| QUELLDOKUMENT |
|---|

09.08.2004

DEUTSCHLAND

Immer mehr DVDs statt Videokassetten

Der Markt für Film-DVDs hat im ersten Halbjahr 2004 in Deutschland erneut Rekordmarken erzielt und die Ablösung der herkömmlichen Videokassette weiter vorangetrieben.

Der Umsatz mit digitalen Bildspeichern legte nach Erhebungen der GfK um 32,7 Prozent auf 527 Millionen Euro im Vergleich zum ersten Halbjahr 2003 zu, teilte der Bundesverband Audiovisuelle Medien [bvv] am Montag mit. Die Stückzahl der Silberlinge stieg im Vergleich zum ersten Halbjahr 2003 sogar um 57,3 Prozent auf 37,3 Millionen.

|---|

Kopieren Sie die Meldung zum DVD-Markt im ersten Halbjahr 2004 vollständig und ohne jede Änderung. Die Datensätze sind hierfür ohne Belang.

|---|

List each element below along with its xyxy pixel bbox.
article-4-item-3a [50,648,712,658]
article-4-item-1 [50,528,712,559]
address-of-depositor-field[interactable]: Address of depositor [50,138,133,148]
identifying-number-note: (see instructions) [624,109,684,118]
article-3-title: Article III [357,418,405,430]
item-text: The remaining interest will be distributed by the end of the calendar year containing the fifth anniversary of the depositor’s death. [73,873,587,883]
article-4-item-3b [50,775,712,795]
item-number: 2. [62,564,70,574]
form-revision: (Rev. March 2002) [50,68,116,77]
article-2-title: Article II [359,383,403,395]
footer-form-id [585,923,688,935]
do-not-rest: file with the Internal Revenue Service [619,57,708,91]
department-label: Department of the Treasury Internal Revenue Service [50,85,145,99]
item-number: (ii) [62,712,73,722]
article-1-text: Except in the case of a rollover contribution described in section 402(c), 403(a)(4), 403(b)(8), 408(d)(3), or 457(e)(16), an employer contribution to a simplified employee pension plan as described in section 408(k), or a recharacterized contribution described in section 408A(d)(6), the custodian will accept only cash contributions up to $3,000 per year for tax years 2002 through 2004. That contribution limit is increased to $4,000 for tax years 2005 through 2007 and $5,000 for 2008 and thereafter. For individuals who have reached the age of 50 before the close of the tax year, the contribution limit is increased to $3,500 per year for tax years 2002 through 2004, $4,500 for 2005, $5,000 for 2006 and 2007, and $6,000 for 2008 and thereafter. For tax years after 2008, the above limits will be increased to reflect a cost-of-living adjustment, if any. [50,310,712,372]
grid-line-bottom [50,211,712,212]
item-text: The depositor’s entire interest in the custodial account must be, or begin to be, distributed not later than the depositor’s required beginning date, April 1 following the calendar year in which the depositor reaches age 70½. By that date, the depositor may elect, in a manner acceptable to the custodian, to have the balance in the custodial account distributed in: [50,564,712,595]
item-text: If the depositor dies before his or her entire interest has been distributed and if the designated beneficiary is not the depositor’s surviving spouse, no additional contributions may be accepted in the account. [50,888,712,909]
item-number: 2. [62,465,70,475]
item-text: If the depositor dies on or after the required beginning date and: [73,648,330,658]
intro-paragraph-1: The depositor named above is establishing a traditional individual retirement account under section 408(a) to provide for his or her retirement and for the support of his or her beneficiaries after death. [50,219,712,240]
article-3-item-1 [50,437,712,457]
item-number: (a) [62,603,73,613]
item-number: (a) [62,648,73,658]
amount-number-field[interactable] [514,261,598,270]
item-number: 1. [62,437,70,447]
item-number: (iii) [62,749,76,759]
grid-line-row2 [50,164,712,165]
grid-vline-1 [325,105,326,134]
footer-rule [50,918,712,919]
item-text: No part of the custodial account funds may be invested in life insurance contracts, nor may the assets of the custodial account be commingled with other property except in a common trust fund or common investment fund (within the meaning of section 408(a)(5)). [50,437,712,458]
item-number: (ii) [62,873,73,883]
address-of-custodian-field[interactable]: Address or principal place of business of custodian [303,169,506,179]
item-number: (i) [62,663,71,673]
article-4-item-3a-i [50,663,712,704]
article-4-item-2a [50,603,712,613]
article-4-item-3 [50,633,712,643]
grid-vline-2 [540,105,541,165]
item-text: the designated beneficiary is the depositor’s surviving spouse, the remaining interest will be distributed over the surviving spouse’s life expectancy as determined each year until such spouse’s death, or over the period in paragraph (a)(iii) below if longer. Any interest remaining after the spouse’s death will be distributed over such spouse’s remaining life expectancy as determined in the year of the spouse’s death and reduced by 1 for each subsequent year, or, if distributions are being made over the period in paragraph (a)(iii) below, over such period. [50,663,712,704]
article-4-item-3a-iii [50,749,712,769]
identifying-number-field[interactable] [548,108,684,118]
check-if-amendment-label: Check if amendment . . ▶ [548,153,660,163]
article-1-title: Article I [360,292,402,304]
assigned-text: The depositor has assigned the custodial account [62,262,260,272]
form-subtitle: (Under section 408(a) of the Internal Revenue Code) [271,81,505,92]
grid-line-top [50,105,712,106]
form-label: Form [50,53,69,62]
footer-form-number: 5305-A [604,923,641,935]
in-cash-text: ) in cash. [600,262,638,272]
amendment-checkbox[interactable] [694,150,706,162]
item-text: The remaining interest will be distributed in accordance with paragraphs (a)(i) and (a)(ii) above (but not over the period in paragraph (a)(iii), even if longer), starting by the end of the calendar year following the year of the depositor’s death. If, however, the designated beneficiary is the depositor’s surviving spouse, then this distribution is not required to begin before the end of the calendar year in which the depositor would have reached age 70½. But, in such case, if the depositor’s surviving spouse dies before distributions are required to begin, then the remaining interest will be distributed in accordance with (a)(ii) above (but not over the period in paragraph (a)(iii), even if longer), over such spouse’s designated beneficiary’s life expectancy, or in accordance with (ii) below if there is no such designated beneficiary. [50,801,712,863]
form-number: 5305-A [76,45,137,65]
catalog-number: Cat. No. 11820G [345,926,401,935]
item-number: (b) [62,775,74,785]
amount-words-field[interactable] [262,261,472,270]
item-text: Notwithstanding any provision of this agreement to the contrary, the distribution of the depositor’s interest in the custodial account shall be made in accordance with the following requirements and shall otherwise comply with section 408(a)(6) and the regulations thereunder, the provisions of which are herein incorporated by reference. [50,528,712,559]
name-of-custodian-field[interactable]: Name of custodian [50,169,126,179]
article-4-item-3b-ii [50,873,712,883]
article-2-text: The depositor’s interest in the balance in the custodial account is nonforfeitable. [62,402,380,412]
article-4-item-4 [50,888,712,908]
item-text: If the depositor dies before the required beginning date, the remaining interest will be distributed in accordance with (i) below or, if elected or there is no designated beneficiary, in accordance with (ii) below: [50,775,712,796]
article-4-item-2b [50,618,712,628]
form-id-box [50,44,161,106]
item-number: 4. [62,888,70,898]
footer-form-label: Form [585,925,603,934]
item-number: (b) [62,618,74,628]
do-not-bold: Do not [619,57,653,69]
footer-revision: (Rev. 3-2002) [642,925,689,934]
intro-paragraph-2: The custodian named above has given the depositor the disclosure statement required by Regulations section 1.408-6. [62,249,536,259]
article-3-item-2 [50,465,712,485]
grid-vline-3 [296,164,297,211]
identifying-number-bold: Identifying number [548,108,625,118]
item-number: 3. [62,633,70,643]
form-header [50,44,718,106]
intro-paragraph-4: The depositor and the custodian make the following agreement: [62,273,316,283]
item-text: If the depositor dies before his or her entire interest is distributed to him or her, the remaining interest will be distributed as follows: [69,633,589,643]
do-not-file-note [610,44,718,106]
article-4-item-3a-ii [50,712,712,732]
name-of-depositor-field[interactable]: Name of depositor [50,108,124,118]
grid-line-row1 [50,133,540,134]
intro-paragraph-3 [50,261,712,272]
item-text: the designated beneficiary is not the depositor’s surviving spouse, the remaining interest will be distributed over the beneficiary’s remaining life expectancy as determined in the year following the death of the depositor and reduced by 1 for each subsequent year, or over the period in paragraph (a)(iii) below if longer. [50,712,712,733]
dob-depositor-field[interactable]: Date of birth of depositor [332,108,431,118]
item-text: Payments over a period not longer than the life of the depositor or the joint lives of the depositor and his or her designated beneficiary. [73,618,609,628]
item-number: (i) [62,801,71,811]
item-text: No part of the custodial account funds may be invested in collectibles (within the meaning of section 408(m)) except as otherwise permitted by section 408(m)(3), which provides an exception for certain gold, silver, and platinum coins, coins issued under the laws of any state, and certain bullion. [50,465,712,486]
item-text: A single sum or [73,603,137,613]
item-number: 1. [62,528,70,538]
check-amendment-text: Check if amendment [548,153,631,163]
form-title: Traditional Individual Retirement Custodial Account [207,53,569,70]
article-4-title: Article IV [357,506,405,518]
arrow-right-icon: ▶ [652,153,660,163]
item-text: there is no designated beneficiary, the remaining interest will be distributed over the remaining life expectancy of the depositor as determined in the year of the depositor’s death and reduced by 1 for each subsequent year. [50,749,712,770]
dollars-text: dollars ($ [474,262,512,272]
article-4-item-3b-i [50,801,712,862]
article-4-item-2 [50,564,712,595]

|---|

| LÖSUNG |
09.08.2004

DEUTSCHLAND

Immer mehr DVDs statt Videokassetten

Der Markt für Film-DVDs hat im ersten Halbjahr 2004 in Deutschland erneut Rekordmarken erzielt und die Ablösung der herkömmlichen Videokassette weiter vorangetrieben.

Der Umsatz mit digitalen Bildspeichern legte nach Erhebungen der GfK um 32,7 Prozent auf 527 Millionen Euro im Vergleich zum ersten Halbjahr 2003 zu, teilte der Bundesverband Audiovisuelle Medien [bvv] am Montag mit. Die Stückzahl der Silberlinge stieg im Vergleich zum ersten Halbjahr 2003 sogar um 57,3 Prozent auf 37,3 Millionen.